[Collection entries]
|---|

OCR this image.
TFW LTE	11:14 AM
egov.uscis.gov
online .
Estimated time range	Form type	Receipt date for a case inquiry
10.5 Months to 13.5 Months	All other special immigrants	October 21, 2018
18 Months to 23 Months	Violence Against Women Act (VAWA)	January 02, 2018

|---|

Written instruction: Each entry is to be returned in full, character for character.

Output for this exercise:
OCR this image.
TFW LTE	11:14 AM
egov.uscis.gov
online .
Estimated time range	Form type	Receipt date for a case inquiry
10.5 Months to 13.5 Months	All other special immigrants	October 21, 2018
18 Months to 23 Months	Violence Against Women Act (VAWA)	January 02, 2018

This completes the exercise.